§ Required work: Show every line in the records below that contains the word "color".

===============

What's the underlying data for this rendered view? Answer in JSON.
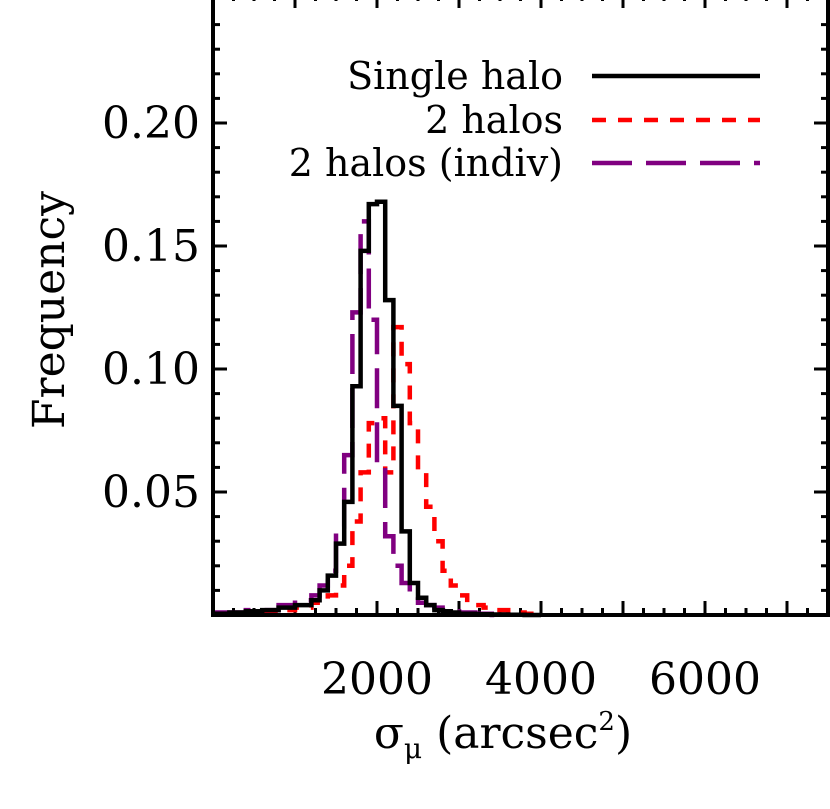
{
  "chart_data": {
    "type": "line",
    "xlabel": "σ",
    "xlabel_sub": "μ",
    "xlabel_unit": " (arcsec",
    "xlabel_sup": "2",
    "xlabel_close": ")",
    "ylabel": "Frequency",
    "xlim": [
      0,
      7500
    ],
    "ylim": [
      0,
      0.25
    ],
    "x_ticks": [
      {
        "value": 2000,
        "label": "2000"
      },
      {
        "value": 4000,
        "label": "4000"
      },
      {
        "value": 6000,
        "label": "6000"
      }
    ],
    "y_ticks": [
      {
        "value": 0.05,
        "label": "0.05"
      },
      {
        "value": 0.1,
        "label": "0.10"
      },
      {
        "value": 0.15,
        "label": "0.15"
      },
      {
        "value": 0.2,
        "label": "0.20"
      }
    ],
    "legend_position": "top-right",
    "series": [
      {
        "name": "Single halo",
        "color": "#000000",
        "style": "solid",
        "bin_edges": [
          0,
          200,
          400,
          600,
          800,
          1000,
          1200,
          1300,
          1400,
          1500,
          1600,
          1700,
          1800,
          1900,
          2000,
          2100,
          2200,
          2300,
          2400,
          2500,
          2600,
          2700,
          2800,
          2900,
          3000,
          3200,
          3400,
          3600,
          3800,
          4000
        ],
        "values": [
          0.0005,
          0.001,
          0.0015,
          0.002,
          0.003,
          0.004,
          0.006,
          0.01,
          0.016,
          0.029,
          0.046,
          0.093,
          0.148,
          0.167,
          0.168,
          0.128,
          0.085,
          0.034,
          0.013,
          0.007,
          0.004,
          0.002,
          0.0015,
          0.001,
          0.0005,
          0.0003,
          0.0002,
          0.0001,
          0.0
        ]
      },
      {
        "name": "2 halos",
        "color": "#ff0000",
        "style": "short-dash",
        "bin_edges": [
          0,
          400,
          800,
          1000,
          1200,
          1400,
          1500,
          1600,
          1700,
          1800,
          1900,
          2000,
          2100,
          2200,
          2300,
          2400,
          2500,
          2600,
          2700,
          2800,
          2900,
          3000,
          3100,
          3200,
          3300,
          3400,
          3600,
          3800,
          4000
        ],
        "values": [
          0.0005,
          0.001,
          0.002,
          0.003,
          0.005,
          0.008,
          0.012,
          0.02,
          0.038,
          0.058,
          0.078,
          0.08,
          0.058,
          0.117,
          0.102,
          0.078,
          0.058,
          0.044,
          0.03,
          0.018,
          0.012,
          0.008,
          0.005,
          0.004,
          0.003,
          0.002,
          0.001,
          0.0005
        ]
      },
      {
        "name": "2 halos (indiv)",
        "color": "#800080",
        "style": "long-dash",
        "bin_edges": [
          0,
          400,
          800,
          1000,
          1200,
          1300,
          1400,
          1500,
          1600,
          1700,
          1800,
          1900,
          2000,
          2100,
          2200,
          2300,
          2400,
          2500,
          2600,
          2700,
          2800,
          2900,
          3000,
          3200,
          3400,
          3600
        ],
        "values": [
          0.001,
          0.002,
          0.004,
          0.006,
          0.008,
          0.012,
          0.018,
          0.036,
          0.065,
          0.123,
          0.16,
          0.12,
          0.06,
          0.032,
          0.02,
          0.013,
          0.008,
          0.005,
          0.004,
          0.003,
          0.002,
          0.0015,
          0.001,
          0.0005,
          0.0
        ]
      }
    ]
  }
}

===============

§ Answer to the task:
        "color": "#000000",
        "color": "#ff0000",
        "color": "#800080",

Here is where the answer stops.